Goal >>
All lines from the one containing "What data populates" through the last line of the listing below are to be copied exactly. Exclude the pictures.

(Entries with figure data)
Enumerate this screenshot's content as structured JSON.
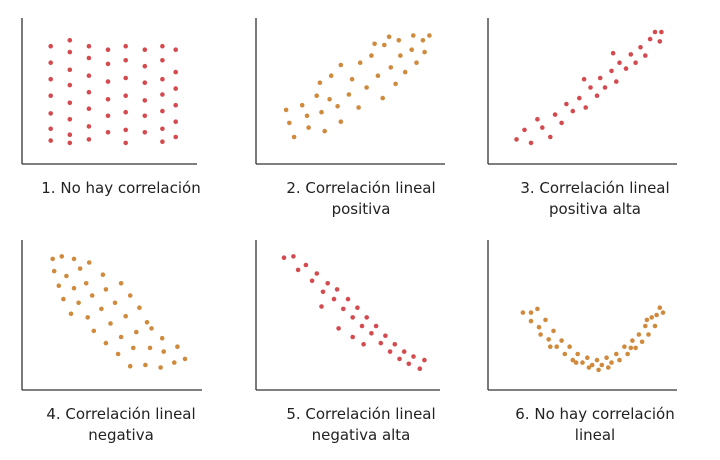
{
  "colors": {
    "red": "#d34a4f",
    "orange": "#cf8a3e",
    "axis": "#333333",
    "text": "#222222"
  },
  "chart_data": [
    {
      "type": "scatter",
      "caption": [
        "1. No hay correlación"
      ],
      "color": "red",
      "xlim": [
        0,
        10
      ],
      "ylim": [
        0,
        10
      ],
      "grid": false,
      "points": [
        [
          1,
          8.8
        ],
        [
          1,
          7.4
        ],
        [
          1,
          6.0
        ],
        [
          1,
          4.6
        ],
        [
          1,
          3.1
        ],
        [
          1,
          1.8
        ],
        [
          1,
          0.8
        ],
        [
          2.3,
          9.3
        ],
        [
          2.3,
          8.3
        ],
        [
          2.3,
          6.8
        ],
        [
          2.3,
          5.5
        ],
        [
          2.3,
          4.0
        ],
        [
          2.3,
          2.6
        ],
        [
          2.3,
          1.3
        ],
        [
          2.3,
          0.6
        ],
        [
          3.6,
          8.8
        ],
        [
          3.6,
          7.8
        ],
        [
          3.6,
          6.3
        ],
        [
          3.6,
          4.9
        ],
        [
          3.6,
          3.5
        ],
        [
          3.6,
          2.0
        ],
        [
          3.6,
          0.9
        ],
        [
          4.9,
          8.5
        ],
        [
          4.9,
          7.3
        ],
        [
          4.9,
          5.8
        ],
        [
          4.9,
          4.3
        ],
        [
          4.9,
          2.9
        ],
        [
          4.9,
          1.5
        ],
        [
          6.1,
          8.8
        ],
        [
          6.1,
          7.6
        ],
        [
          6.1,
          6.1
        ],
        [
          6.1,
          4.6
        ],
        [
          6.1,
          3.2
        ],
        [
          6.1,
          1.7
        ],
        [
          6.1,
          0.6
        ],
        [
          7.4,
          8.5
        ],
        [
          7.4,
          7.1
        ],
        [
          7.4,
          5.7
        ],
        [
          7.4,
          4.2
        ],
        [
          7.4,
          2.9
        ],
        [
          7.4,
          1.5
        ],
        [
          8.6,
          8.8
        ],
        [
          8.6,
          7.6
        ],
        [
          8.6,
          6.0
        ],
        [
          8.6,
          4.7
        ],
        [
          8.6,
          3.3
        ],
        [
          8.6,
          1.8
        ],
        [
          8.6,
          0.7
        ],
        [
          9.5,
          8.5
        ],
        [
          9.5,
          6.6
        ],
        [
          9.5,
          5.2
        ],
        [
          9.5,
          3.8
        ],
        [
          9.5,
          2.4
        ],
        [
          9.5,
          1.1
        ]
      ]
    },
    {
      "type": "scatter",
      "caption": [
        "2. Correlación lineal",
        "positiva"
      ],
      "color": "orange",
      "xlim": [
        0,
        10
      ],
      "ylim": [
        0,
        10
      ],
      "grid": false,
      "points": [
        [
          1.2,
          2.3
        ],
        [
          1.0,
          3.4
        ],
        [
          1.5,
          1.1
        ],
        [
          2.0,
          3.8
        ],
        [
          2.3,
          2.9
        ],
        [
          2.4,
          1.9
        ],
        [
          2.9,
          4.6
        ],
        [
          3.2,
          3.2
        ],
        [
          3.4,
          1.6
        ],
        [
          3.1,
          5.7
        ],
        [
          3.7,
          4.3
        ],
        [
          3.8,
          6.3
        ],
        [
          4.2,
          3.7
        ],
        [
          4.4,
          2.4
        ],
        [
          4.9,
          4.7
        ],
        [
          4.4,
          7.2
        ],
        [
          5.1,
          6.0
        ],
        [
          5.5,
          3.6
        ],
        [
          5.6,
          7.4
        ],
        [
          6.0,
          5.3
        ],
        [
          6.3,
          8.0
        ],
        [
          6.7,
          6.3
        ],
        [
          7.0,
          4.4
        ],
        [
          7.1,
          8.9
        ],
        [
          7.5,
          7.0
        ],
        [
          7.8,
          5.6
        ],
        [
          8.0,
          9.3
        ],
        [
          8.1,
          8.0
        ],
        [
          8.4,
          6.6
        ],
        [
          8.9,
          9.7
        ],
        [
          8.8,
          8.5
        ],
        [
          9.1,
          7.4
        ],
        [
          9.5,
          9.3
        ],
        [
          9.6,
          8.3
        ],
        [
          9.9,
          9.7
        ],
        [
          6.5,
          9.0
        ],
        [
          7.4,
          9.6
        ]
      ]
    },
    {
      "type": "scatter",
      "caption": [
        "3. Correlación lineal",
        "positiva alta"
      ],
      "color": "red",
      "xlim": [
        0,
        10
      ],
      "ylim": [
        0,
        10
      ],
      "grid": false,
      "points": [
        [
          0.9,
          0.9
        ],
        [
          1.4,
          1.7
        ],
        [
          1.8,
          0.6
        ],
        [
          2.2,
          2.6
        ],
        [
          2.5,
          1.9
        ],
        [
          3.0,
          1.1
        ],
        [
          3.3,
          3.0
        ],
        [
          3.7,
          2.3
        ],
        [
          4.0,
          3.9
        ],
        [
          4.4,
          3.3
        ],
        [
          4.8,
          4.4
        ],
        [
          5.2,
          3.6
        ],
        [
          5.5,
          5.3
        ],
        [
          5.9,
          4.6
        ],
        [
          6.1,
          6.1
        ],
        [
          6.4,
          5.3
        ],
        [
          6.8,
          6.7
        ],
        [
          7.1,
          5.8
        ],
        [
          7.3,
          7.4
        ],
        [
          7.7,
          6.9
        ],
        [
          8.0,
          8.1
        ],
        [
          8.3,
          7.4
        ],
        [
          8.6,
          8.7
        ],
        [
          8.9,
          8.0
        ],
        [
          9.2,
          9.4
        ],
        [
          9.5,
          10.0
        ],
        [
          9.9,
          10.0
        ],
        [
          9.8,
          9.2
        ],
        [
          6.9,
          8.2
        ],
        [
          5.1,
          6.0
        ]
      ]
    },
    {
      "type": "scatter",
      "caption": [
        "4. Correlación lineal",
        "negativa"
      ],
      "color": "orange",
      "xlim": [
        0,
        10
      ],
      "ylim": [
        0,
        10
      ],
      "grid": false,
      "points": [
        [
          1.1,
          9.6
        ],
        [
          1.7,
          9.8
        ],
        [
          2.5,
          9.6
        ],
        [
          1.2,
          8.6
        ],
        [
          2.0,
          8.2
        ],
        [
          2.9,
          8.8
        ],
        [
          3.5,
          9.3
        ],
        [
          1.5,
          7.4
        ],
        [
          2.5,
          7.2
        ],
        [
          3.3,
          7.6
        ],
        [
          4.4,
          8.3
        ],
        [
          1.8,
          6.3
        ],
        [
          2.8,
          6.0
        ],
        [
          3.7,
          6.6
        ],
        [
          4.6,
          7.1
        ],
        [
          5.6,
          7.6
        ],
        [
          2.3,
          5.1
        ],
        [
          3.4,
          4.8
        ],
        [
          4.3,
          5.5
        ],
        [
          5.2,
          6.0
        ],
        [
          6.2,
          6.6
        ],
        [
          3.8,
          3.7
        ],
        [
          4.9,
          4.3
        ],
        [
          5.9,
          4.9
        ],
        [
          6.8,
          5.6
        ],
        [
          7.3,
          4.4
        ],
        [
          4.6,
          2.7
        ],
        [
          5.6,
          3.2
        ],
        [
          6.6,
          3.6
        ],
        [
          7.6,
          3.9
        ],
        [
          8.3,
          3.1
        ],
        [
          5.4,
          1.8
        ],
        [
          6.4,
          2.3
        ],
        [
          7.5,
          2.3
        ],
        [
          8.4,
          2.0
        ],
        [
          9.3,
          2.4
        ],
        [
          6.2,
          0.8
        ],
        [
          7.2,
          0.9
        ],
        [
          8.2,
          0.7
        ],
        [
          9.1,
          1.1
        ],
        [
          9.8,
          1.4
        ]
      ]
    },
    {
      "type": "scatter",
      "caption": [
        "5. Correlación lineal",
        "negativa alta"
      ],
      "color": "red",
      "xlim": [
        0,
        10
      ],
      "ylim": [
        0,
        10
      ],
      "grid": false,
      "points": [
        [
          0.9,
          9.7
        ],
        [
          1.5,
          9.8
        ],
        [
          1.8,
          8.7
        ],
        [
          2.3,
          9.1
        ],
        [
          2.7,
          7.8
        ],
        [
          3.0,
          8.4
        ],
        [
          3.4,
          6.9
        ],
        [
          3.7,
          7.6
        ],
        [
          4.1,
          6.3
        ],
        [
          4.3,
          7.1
        ],
        [
          4.7,
          5.5
        ],
        [
          5.0,
          6.3
        ],
        [
          5.3,
          4.8
        ],
        [
          5.6,
          5.6
        ],
        [
          5.9,
          4.1
        ],
        [
          6.2,
          4.8
        ],
        [
          6.5,
          3.5
        ],
        [
          6.8,
          4.1
        ],
        [
          7.1,
          2.7
        ],
        [
          7.4,
          3.3
        ],
        [
          7.7,
          2.0
        ],
        [
          8.0,
          2.6
        ],
        [
          8.3,
          1.4
        ],
        [
          8.6,
          2.0
        ],
        [
          8.9,
          1.0
        ],
        [
          9.2,
          1.6
        ],
        [
          9.6,
          0.6
        ],
        [
          9.9,
          1.3
        ],
        [
          6.0,
          2.6
        ],
        [
          4.4,
          3.9
        ],
        [
          5.3,
          3.2
        ],
        [
          3.3,
          5.7
        ]
      ]
    },
    {
      "type": "scatter",
      "caption": [
        "6. No hay correlación",
        "lineal"
      ],
      "color": "orange",
      "xlim": [
        0,
        10
      ],
      "ylim": [
        0,
        10
      ],
      "grid": false,
      "points": [
        [
          1.3,
          5.2
        ],
        [
          1.8,
          5.2
        ],
        [
          2.2,
          5.5
        ],
        [
          1.8,
          4.5
        ],
        [
          2.3,
          4.0
        ],
        [
          2.7,
          4.6
        ],
        [
          2.4,
          3.4
        ],
        [
          2.9,
          3.0
        ],
        [
          3.2,
          3.7
        ],
        [
          3.4,
          2.4
        ],
        [
          3.7,
          2.9
        ],
        [
          3.9,
          1.8
        ],
        [
          4.2,
          2.4
        ],
        [
          4.4,
          1.3
        ],
        [
          4.7,
          1.8
        ],
        [
          5.0,
          1.1
        ],
        [
          5.3,
          1.5
        ],
        [
          5.6,
          0.9
        ],
        [
          5.9,
          1.3
        ],
        [
          6.2,
          0.9
        ],
        [
          6.5,
          1.5
        ],
        [
          6.8,
          1.1
        ],
        [
          7.1,
          1.8
        ],
        [
          7.3,
          1.3
        ],
        [
          7.6,
          2.4
        ],
        [
          7.8,
          1.8
        ],
        [
          8.1,
          2.9
        ],
        [
          8.3,
          2.3
        ],
        [
          8.5,
          3.4
        ],
        [
          8.7,
          2.8
        ],
        [
          8.9,
          4.1
        ],
        [
          9.1,
          3.4
        ],
        [
          9.3,
          4.8
        ],
        [
          9.5,
          4.1
        ],
        [
          9.8,
          5.6
        ],
        [
          9.6,
          5.0
        ],
        [
          10.0,
          5.2
        ],
        [
          9.0,
          4.6
        ],
        [
          8.0,
          2.3
        ],
        [
          3.0,
          2.4
        ],
        [
          4.6,
          1.1
        ],
        [
          5.4,
          0.7
        ],
        [
          6.0,
          0.5
        ],
        [
          6.6,
          0.7
        ]
      ]
    }
  ]
}
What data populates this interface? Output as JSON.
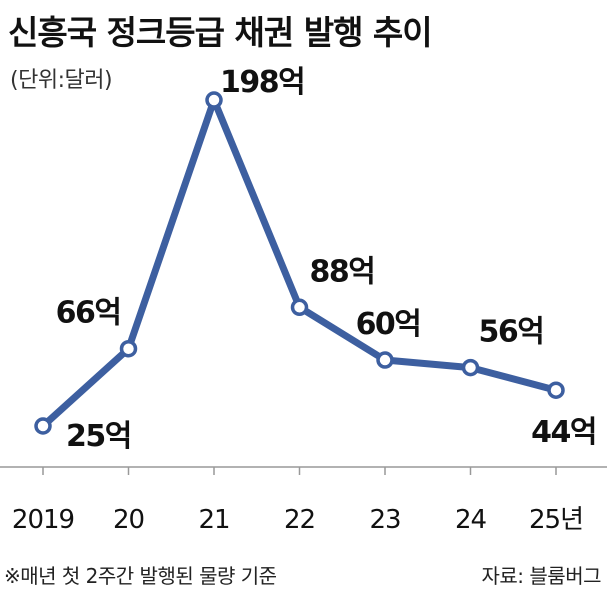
{
  "title": "신흥국 정크등급 채권 발행 추이",
  "unit": "(단위:달러)",
  "footnote": "※매년 첫 2주간 발행된 물량 기준",
  "source": "자료: 블룸버그",
  "colors": {
    "line": "#3d5fa0",
    "marker_fill": "#ffffff",
    "axis": "#999999",
    "text": "#111111"
  },
  "chart_data": {
    "type": "line",
    "title": "신흥국 정크등급 채권 발행 추이",
    "xlabel": "",
    "ylabel": "",
    "categories": [
      "2019",
      "20",
      "21",
      "22",
      "23",
      "24",
      "25년"
    ],
    "values": [
      25,
      66,
      198,
      88,
      60,
      56,
      44
    ],
    "data_labels": [
      "25억",
      "66억",
      "198억",
      "88억",
      "60억",
      "56억",
      "44억"
    ],
    "ylim": [
      0,
      200
    ],
    "grid": false
  }
}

Solution >>
What data populates this interface? Output as JSON.
{
  "title": "신흥국 정크등급 채권 발행 추이",
  "unit": "(단위:달러)",
  "footnote": "※매년 첫 2주간 발행된 물량 기준",
  "source": "자료: 블룸버그",
  "colors": {
    "line": "#3d5fa0",
    "marker_fill": "#ffffff",
    "axis": "#999999",
    "text": "#111111"
  },
  "chart_data": {
    "type": "line",
    "title": "신흥국 정크등급 채권 발행 추이",
    "xlabel": "",
    "ylabel": "",
    "categories": [
      "2019",
      "20",
      "21",
      "22",
      "23",
      "24",
      "25년"
    ],
    "values": [
      25,
      66,
      198,
      88,
      60,
      56,
      44
    ],
    "data_labels": [
      "25억",
      "66억",
      "198억",
      "88억",
      "60억",
      "56억",
      "44억"
    ],
    "ylim": [
      0,
      200
    ],
    "grid": false
  }
}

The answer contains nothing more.